> [WHAT YOU NEED TO DO] Determine how many lines include "vertical". Give the number and nothing else.

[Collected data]
■ ■ ■ ■ ■ ■ ■
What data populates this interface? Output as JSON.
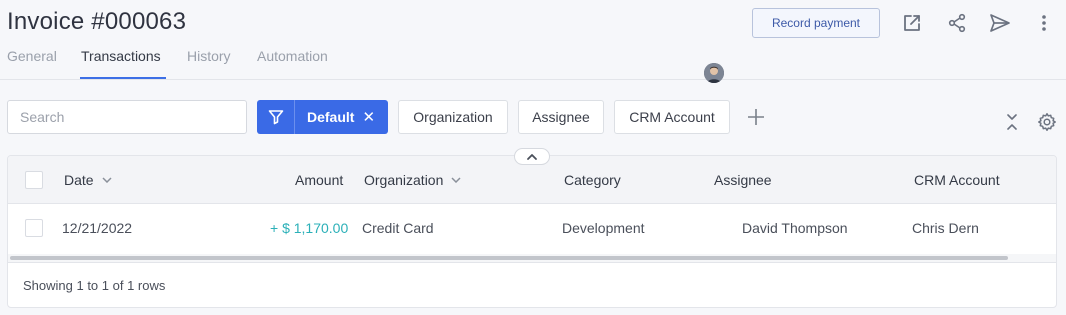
{
  "header": {
    "title": "Invoice #000063",
    "record_payment_label": "Record payment",
    "icons": [
      "external-link-icon",
      "share-icon",
      "send-icon",
      "more-vertical-icon"
    ]
  },
  "tabs": [
    {
      "label": "General",
      "active": false
    },
    {
      "label": "Transactions",
      "active": true
    },
    {
      "label": "History",
      "active": false
    },
    {
      "label": "Automation",
      "active": false
    }
  ],
  "toolbar": {
    "search_placeholder": "Search",
    "active_filter_label": "Default",
    "filter_chips": [
      "Organization",
      "Assignee",
      "CRM Account"
    ]
  },
  "table": {
    "columns": [
      "Date",
      "Amount",
      "Organization",
      "Category",
      "Assignee",
      "CRM Account"
    ],
    "rows": [
      {
        "date": "12/21/2022",
        "amount": "+ $ 1,170.00",
        "organization": "Credit Card",
        "category": "Development",
        "assignee": "David Thompson",
        "crm_account": "Chris Dern"
      }
    ],
    "footer_text": "Showing 1 to 1 of 1 rows"
  },
  "colors": {
    "accent": "#3a6ae6",
    "amount_positive": "#2bb0b8",
    "background": "#f6f7fa"
  }
}
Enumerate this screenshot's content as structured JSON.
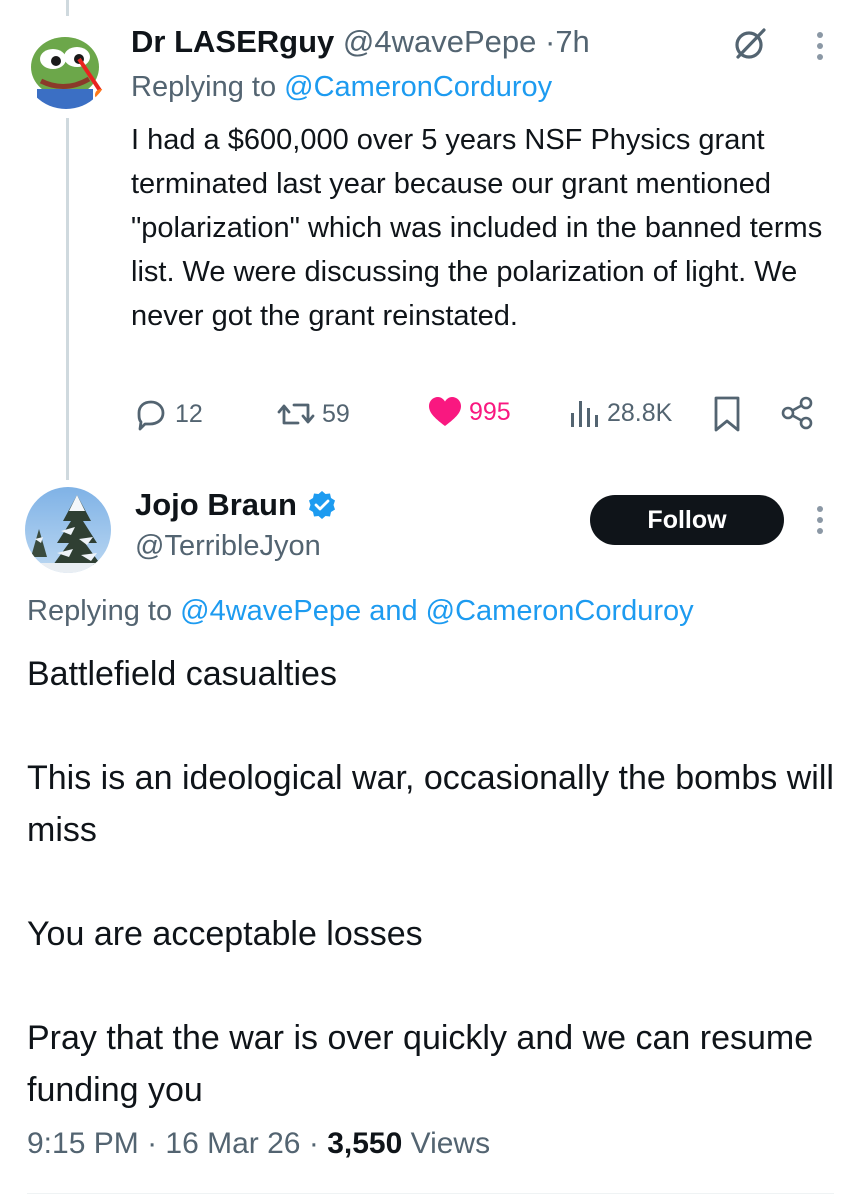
{
  "reply1": {
    "display_name": "Dr LASERguy",
    "handle": "@4wavePepe",
    "separator": "·",
    "time": "7h",
    "replying_prefix": "Replying to",
    "replying_to": "@CameronCorduroy",
    "text": "I had a $600,000 over 5 years NSF Physics grant terminated last year because our grant mentioned \"polarization\" which was included in the banned terms list. We were discussing the polarization of light. We never got the grant reinstated.",
    "stats": {
      "replies": "12",
      "reposts": "59",
      "likes": "995",
      "views": "28.8K"
    }
  },
  "main_tweet": {
    "display_name": "Jojo Braun",
    "handle": "@TerribleJyon",
    "follow_label": "Follow",
    "replying_prefix": "Replying to",
    "replying_to_1": "@4wavePepe",
    "replying_joiner": "and",
    "replying_to_2": "@CameronCorduroy",
    "paragraphs": [
      "Battlefield casualties",
      "This is an ideological war, occasionally the bombs will miss",
      "You are acceptable losses",
      "Pray that the war is over quickly and we can resume funding you"
    ],
    "time": "9:15 PM",
    "separator": "·",
    "date": "16 Mar 26",
    "views_count": "3,550",
    "views_label": "Views"
  },
  "icons": {
    "verified": "verified-badge-icon",
    "grok": "grok-icon",
    "more": "more-vertical-icon",
    "reply": "reply-icon",
    "repost": "repost-icon",
    "like": "heart-icon",
    "views": "analytics-icon",
    "bookmark": "bookmark-icon",
    "share": "share-icon"
  },
  "colors": {
    "accent": "#1d9bf0",
    "like": "#f91880",
    "muted": "#536471",
    "text": "#0f1419"
  }
}
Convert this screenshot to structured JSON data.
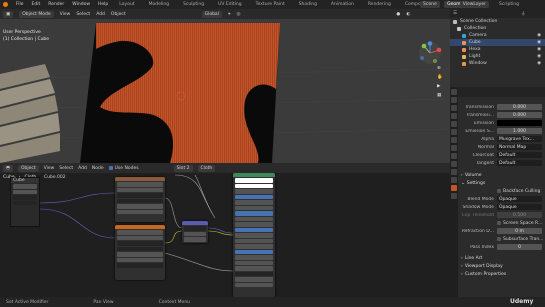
{
  "menubar": {
    "items": [
      "File",
      "Edit",
      "Render",
      "Window",
      "Help"
    ],
    "workspaces": [
      "Layout",
      "Modeling",
      "Sculpting",
      "UV Editing",
      "Texture Paint",
      "Shading",
      "Animation",
      "Rendering",
      "Compositing",
      "Geometry Nodes",
      "Scripting"
    ],
    "active_workspace": "Geometry Nodes",
    "scene": "Scene",
    "view_layer": "ViewLayer"
  },
  "viewport": {
    "mode": "Object Mode",
    "menus": [
      "View",
      "Select",
      "Add",
      "Object"
    ],
    "transform": "Global",
    "perspective_label": "User Perspective",
    "collection_label": "(1) Collection | Cube"
  },
  "outliner": {
    "title": "Scene Collection",
    "rows": [
      {
        "label": "Collection",
        "color": "#c8c8c8",
        "selected": false,
        "indent": 1
      },
      {
        "label": "Camera",
        "color": "#2fa6d8",
        "selected": false,
        "indent": 2
      },
      {
        "label": "Cube",
        "color": "#e8934d",
        "selected": true,
        "indent": 2
      },
      {
        "label": "Hexa",
        "color": "#e8934d",
        "selected": false,
        "indent": 2
      },
      {
        "label": "Light",
        "color": "#e8b84d",
        "selected": false,
        "indent": 2
      },
      {
        "label": "Window",
        "color": "#e8934d",
        "selected": false,
        "indent": 2
      }
    ]
  },
  "properties": {
    "rows": [
      {
        "label": "Transmission",
        "value": "0.000",
        "type": "num"
      },
      {
        "label": "Transmissi...",
        "value": "0.000",
        "type": "num"
      },
      {
        "label": "Emission",
        "value": "",
        "type": "color"
      },
      {
        "label": "Emission S...",
        "value": "1.000",
        "type": "num"
      },
      {
        "label": "Alpha",
        "value": "Musgrave Tex...",
        "type": "link"
      },
      {
        "label": "Normal",
        "value": "Normal Map",
        "type": "link"
      },
      {
        "label": "Clearcoat",
        "value": "Default",
        "type": "link"
      },
      {
        "label": "Tangent",
        "value": "Default",
        "type": "link"
      }
    ],
    "volume_label": "Volume",
    "settings_label": "Settings",
    "backface_label": "Backface Culling",
    "blend_mode_label": "Blend Mode",
    "blend_mode_value": "Opaque",
    "shadow_mode_label": "Shadow Mode",
    "shadow_mode_value": "Opaque",
    "clip_label": "Clip Threshold",
    "clip_value": "0.500",
    "screen_space_label": "Screen Space R...",
    "refraction_label": "Refraction D...",
    "refraction_value": "0 m",
    "subsurface_label": "Subsurface Tran...",
    "pass_index_label": "Pass Index",
    "pass_index_value": "0",
    "line_art_label": "Line Art",
    "viewport_display_label": "Viewport Display",
    "custom_props_label": "Custom Properties"
  },
  "node_editor": {
    "editor_type": "Object",
    "menus": [
      "View",
      "Select",
      "Add",
      "Node"
    ],
    "use_nodes": "Use Nodes",
    "slot": "Slot 2",
    "material": "Cloth",
    "breadcrumb": [
      "Cube",
      "Cloth"
    ],
    "small_panel_title": "Cube",
    "small_panel_item": "Cube.002"
  },
  "statusbar": {
    "items": [
      "Set Active Modifier",
      "Pan View",
      "Context Menu"
    ]
  },
  "watermark": "Udemy",
  "colors": {
    "accent": "#4772b3",
    "fabric": "#c85a2e",
    "selected_row": "#33476b"
  }
}
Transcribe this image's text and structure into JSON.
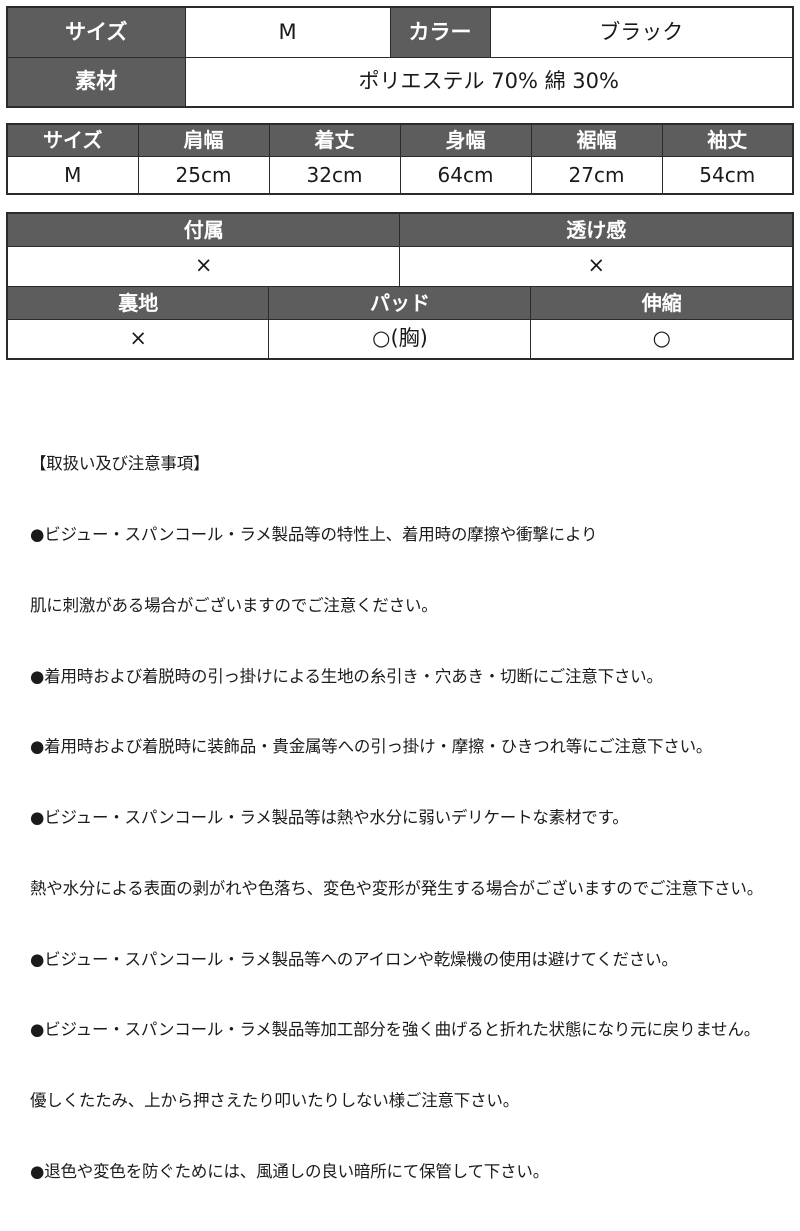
{
  "basic_table": {
    "rows": [
      {
        "cells": [
          {
            "text": "サイズ",
            "type": "header"
          },
          {
            "text": "M",
            "type": "value"
          },
          {
            "text": "カラー",
            "type": "header"
          },
          {
            "text": "ブラック",
            "type": "value"
          }
        ]
      },
      {
        "cells": [
          {
            "text": "素材",
            "type": "header"
          },
          {
            "text": "ポリエステル 70%  綿 30%",
            "type": "value"
          }
        ]
      }
    ]
  },
  "measure_table": {
    "headers": [
      "サイズ",
      "肩幅",
      "着丈",
      "身幅",
      "裾幅",
      "袖丈"
    ],
    "values": [
      "M",
      "25cm",
      "32cm",
      "64cm",
      "27cm",
      "54cm"
    ]
  },
  "features_table": {
    "section_one": {
      "headers": [
        "付属",
        "透け感"
      ],
      "values": [
        "×",
        "×"
      ]
    },
    "section_two": {
      "headers": [
        "裏地",
        "パッド",
        "伸縮"
      ],
      "values": [
        "×",
        "○(胸)",
        "○"
      ]
    }
  },
  "notes": {
    "title": "【取扱い及び注意事項】",
    "lines": [
      "●ビジュー・スパンコール・ラメ製品等の特性上、着用時の摩擦や衝撃により",
      "肌に刺激がある場合がございますのでご注意ください。",
      "●着用時および着脱時の引っ掛けによる生地の糸引き・穴あき・切断にご注意下さい。",
      "●着用時および着脱時に装飾品・貴金属等への引っ掛け・摩擦・ひきつれ等にご注意下さい。",
      "●ビジュー・スパンコール・ラメ製品等は熱や水分に弱いデリケートな素材です。",
      "熱や水分による表面の剥がれや色落ち、変色や変形が発生する場合がございますのでご注意下さい。",
      "●ビジュー・スパンコール・ラメ製品等へのアイロンや乾燥機の使用は避けてください。",
      "●ビジュー・スパンコール・ラメ製品等加工部分を強く曲げると折れた状態になり元に戻りません。",
      "優しくたたみ、上から押さえたり叩いたりしない様ご注意下さい。",
      "●退色や変色を防ぐためには、風通しの良い暗所にて保管して下さい。"
    ]
  },
  "colors": {
    "header_bg": "#5d5d5d",
    "header_text": "#ffffff",
    "border": "#2b2b2b",
    "body_text": "#1a1a1a",
    "page_bg": "#ffffff"
  }
}
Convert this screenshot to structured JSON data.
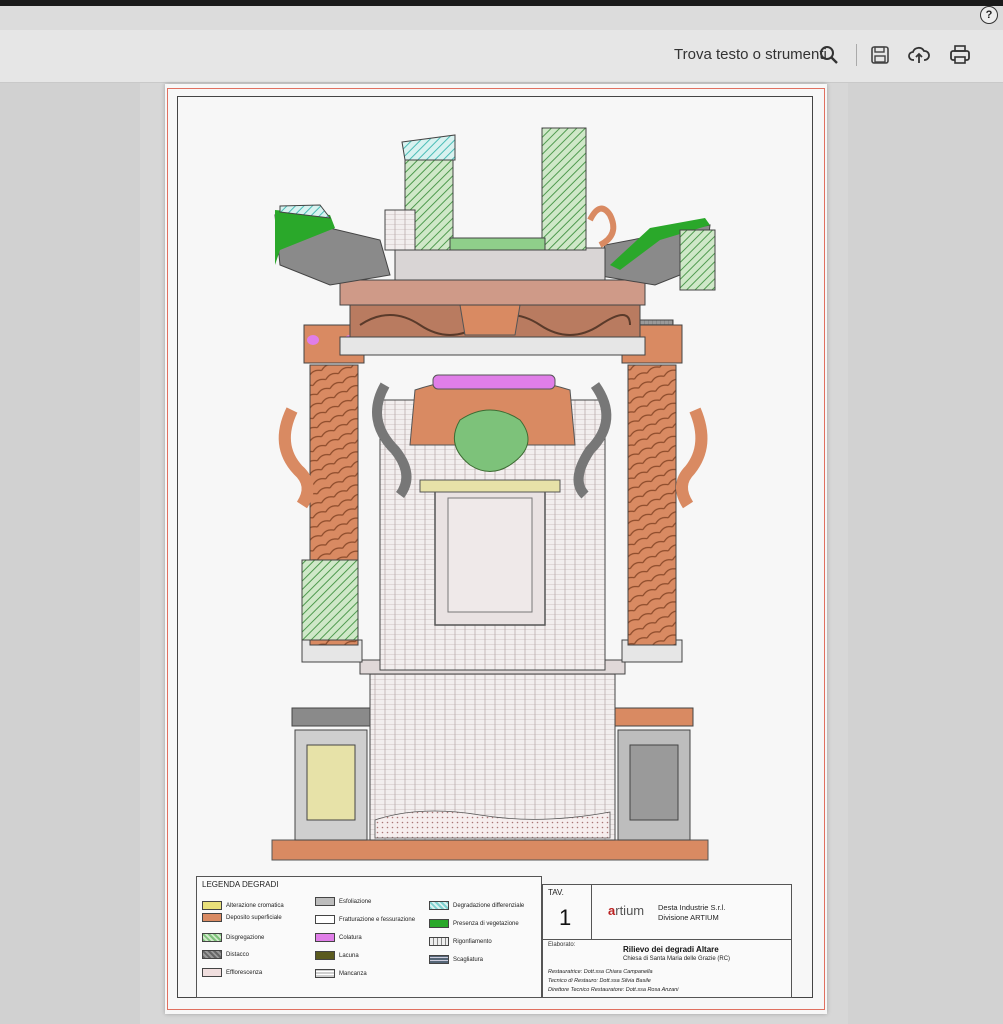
{
  "toolbar": {
    "search_label": "Trova testo o strumenti",
    "icons": [
      "search-icon",
      "save-icon",
      "upload-icon",
      "print-icon"
    ],
    "help_label": "?"
  },
  "document": {
    "legend": {
      "title": "LEGENDA DEGRADI",
      "items": [
        {
          "label": "Alterazione cromatica",
          "color": "#e8e07a"
        },
        {
          "label": "Deposito superficiale",
          "color": "#d98a62"
        },
        {
          "label": "Disgregazione",
          "color": "#7dc27a"
        },
        {
          "label": "Distacco",
          "color": "#666666"
        },
        {
          "label": "Efflorescenza",
          "color": "#f0dede"
        },
        {
          "label": "Esfoliazione",
          "color": "#bcbcbc"
        },
        {
          "label": "Fratturazione e fessurazione",
          "color": "#ffffff"
        },
        {
          "label": "Colatura",
          "color": "#e07ee8"
        },
        {
          "label": "Lacuna",
          "color": "#5a5a1e"
        },
        {
          "label": "Mancanza",
          "color": "#cfcfcf"
        },
        {
          "label": "Degradazione differenziale",
          "color": "#7ed2d0"
        },
        {
          "label": "Presenza di vegetazione",
          "color": "#2aa82a"
        },
        {
          "label": "Rigonfiamento",
          "color": "#eeeeee"
        },
        {
          "label": "Scagliatura",
          "color": "#556677"
        }
      ]
    },
    "tav": {
      "label": "TAV.",
      "number": "1"
    },
    "company": {
      "logo_mark": "a",
      "logo_text": "rtium",
      "line1": "Desta Industrie S.r.l.",
      "line2": "Divisione ARTIUM"
    },
    "elaborato": {
      "label": "Elaborato:",
      "title": "Rilievo dei degradi Altare",
      "subtitle": "Chiesa di Santa Maria delle Grazie (RC)"
    },
    "credits": [
      "Restauratrice: Dott.ssa Chiara Campanella",
      "Tecnico di Restauro: Dott.ssa Silvia Basile",
      "Direttore Tecnico Restauratore: Dott.ssa Rosa Anzani"
    ]
  }
}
■ ■ ■ ■ ■ ■ ■
> [RIGHT ANSWER] 2